Raimundo Fitero
DE REOJO

Botón

Debe existir un botón nuclear que están revisando todos los que lo tienen. De momento han apretado otro botón: el de la guerra económica, de divisas, de aranceles, es decir un ataque previo. Una guerra tibia, fría, muy caliente, congelada o de uso rápido, pero que está poniendo el sistema en alerta. Todo lo ha empezado Trump y sus colaboradores. Puede ser el comandante en jefe del ejército más poderoso de la Tierra, pero con tantos frentes abiertos, puede encontrarse con un susto. O dos. Con una crisis económica, con una rebelión interna encabezada de sus votantes más conspicuos: los agricultores que exportan (o exportaban) a China. Y muchos otros empresarios.

**QUÉ SE PIDE**
1 – Resume en dos oraciones el texto «Botón».
2 – Según el texto «Botón», ¿quién empezó la guerra económica?
3 – Escribe la continuación del texto «Botón» a partir de su última oración.

**EXTRACTOS DEL LISTADO**
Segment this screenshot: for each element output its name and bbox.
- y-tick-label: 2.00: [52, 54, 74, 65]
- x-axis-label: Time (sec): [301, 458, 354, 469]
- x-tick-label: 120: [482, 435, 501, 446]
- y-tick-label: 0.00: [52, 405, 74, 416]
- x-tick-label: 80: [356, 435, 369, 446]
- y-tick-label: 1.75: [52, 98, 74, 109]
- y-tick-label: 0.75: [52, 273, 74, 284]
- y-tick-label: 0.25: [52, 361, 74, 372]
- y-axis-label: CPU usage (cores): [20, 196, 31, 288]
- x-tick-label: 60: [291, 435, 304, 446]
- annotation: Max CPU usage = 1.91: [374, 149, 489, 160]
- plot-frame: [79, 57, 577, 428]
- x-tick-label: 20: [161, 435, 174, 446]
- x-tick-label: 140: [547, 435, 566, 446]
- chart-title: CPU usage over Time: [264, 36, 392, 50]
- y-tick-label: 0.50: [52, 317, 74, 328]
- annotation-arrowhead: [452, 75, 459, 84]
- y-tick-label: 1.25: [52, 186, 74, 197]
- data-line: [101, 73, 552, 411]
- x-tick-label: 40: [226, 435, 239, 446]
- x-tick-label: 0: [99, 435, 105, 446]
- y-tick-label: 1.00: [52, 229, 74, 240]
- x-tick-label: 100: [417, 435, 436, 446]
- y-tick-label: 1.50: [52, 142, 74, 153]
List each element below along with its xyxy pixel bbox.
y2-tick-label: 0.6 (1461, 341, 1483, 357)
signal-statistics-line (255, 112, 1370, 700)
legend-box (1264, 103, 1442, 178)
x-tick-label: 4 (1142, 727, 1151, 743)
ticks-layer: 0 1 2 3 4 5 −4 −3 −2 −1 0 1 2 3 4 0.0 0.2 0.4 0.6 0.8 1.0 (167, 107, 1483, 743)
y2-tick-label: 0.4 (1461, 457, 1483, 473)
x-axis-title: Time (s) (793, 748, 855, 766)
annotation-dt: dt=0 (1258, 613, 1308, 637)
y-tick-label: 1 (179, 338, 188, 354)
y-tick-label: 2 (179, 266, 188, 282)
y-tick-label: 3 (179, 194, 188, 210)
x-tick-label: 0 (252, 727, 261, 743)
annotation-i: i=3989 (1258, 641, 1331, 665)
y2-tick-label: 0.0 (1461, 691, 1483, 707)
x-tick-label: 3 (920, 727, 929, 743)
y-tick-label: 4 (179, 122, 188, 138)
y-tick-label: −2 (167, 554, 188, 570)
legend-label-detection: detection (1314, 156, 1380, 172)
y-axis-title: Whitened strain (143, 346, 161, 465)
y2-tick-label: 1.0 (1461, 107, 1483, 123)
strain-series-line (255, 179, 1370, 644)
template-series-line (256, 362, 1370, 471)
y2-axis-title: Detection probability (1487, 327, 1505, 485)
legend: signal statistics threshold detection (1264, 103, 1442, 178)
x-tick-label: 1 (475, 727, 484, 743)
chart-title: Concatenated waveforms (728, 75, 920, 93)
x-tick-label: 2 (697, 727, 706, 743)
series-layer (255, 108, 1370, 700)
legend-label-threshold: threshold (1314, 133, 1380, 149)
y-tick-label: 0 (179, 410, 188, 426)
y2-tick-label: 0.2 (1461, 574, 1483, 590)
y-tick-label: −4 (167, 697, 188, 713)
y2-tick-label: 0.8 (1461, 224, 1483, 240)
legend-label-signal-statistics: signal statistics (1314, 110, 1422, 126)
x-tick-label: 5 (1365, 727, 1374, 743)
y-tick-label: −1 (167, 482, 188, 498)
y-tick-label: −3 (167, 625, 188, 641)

**RESPUESTAS**
1 – Mientras se revisa el botón nuclear, ya se ha apretado el de la guerra económica, de divisas y de aranceles, que está poniendo el sistema en alerta y que empezaron Trump y sus colaboradores. Aunque Trump sea comandante en jefe del ejército más poderoso de la Tierra, con tantos frentes abiertos puede encontrarse con una crisis económica o con una rebelión interna de los agricultores que exportan a China y de muchos otros empresarios.

2 – Trump y sus colaboradores.

3 –
Parece estar en modo elecciones, para ello utiliza todos sus desajustes mentales y sus chifladuras. Se despierta cada mañana con un mapamundi revisando dónde no tiene un conflicto. En pocas horas Venezuela, Irán, Europa, México, Corea del Norte, China, Rusia están en plena recomposición de todos sus arsenales económicos, estratégicos y militares. Y con estos dos últimos no se puede jugar mucho. China ha sacado su moneda para desequilibrar, pero es un gigante con bastantes recursos para poder enfrentarse cara a cara a Trump. Y tiene todos los botones listos. Hasta el nuclear. Y nadie sabe cuántas ojivas tiene.

Otro horror: ha sido el mes de julio más caluroso de toda la historia desde que se tienen datos. Y siguen mirando hacia otro lado. Es cosa de todos, pero de ellos más que de nosotros. Los hechos son que se están derritiendo neveros del Himalaya y de Groenlandia. Un asunto de gran importancia. La naturaleza ha debido apretar el botón de advertencia absoluta. No se puede aguantar más. Se corta o se acaba. Los avisos son obvios. Quien no lo quiera ver es un suicida o es Trump. O se actúa a tiempo o actuará el tiempo.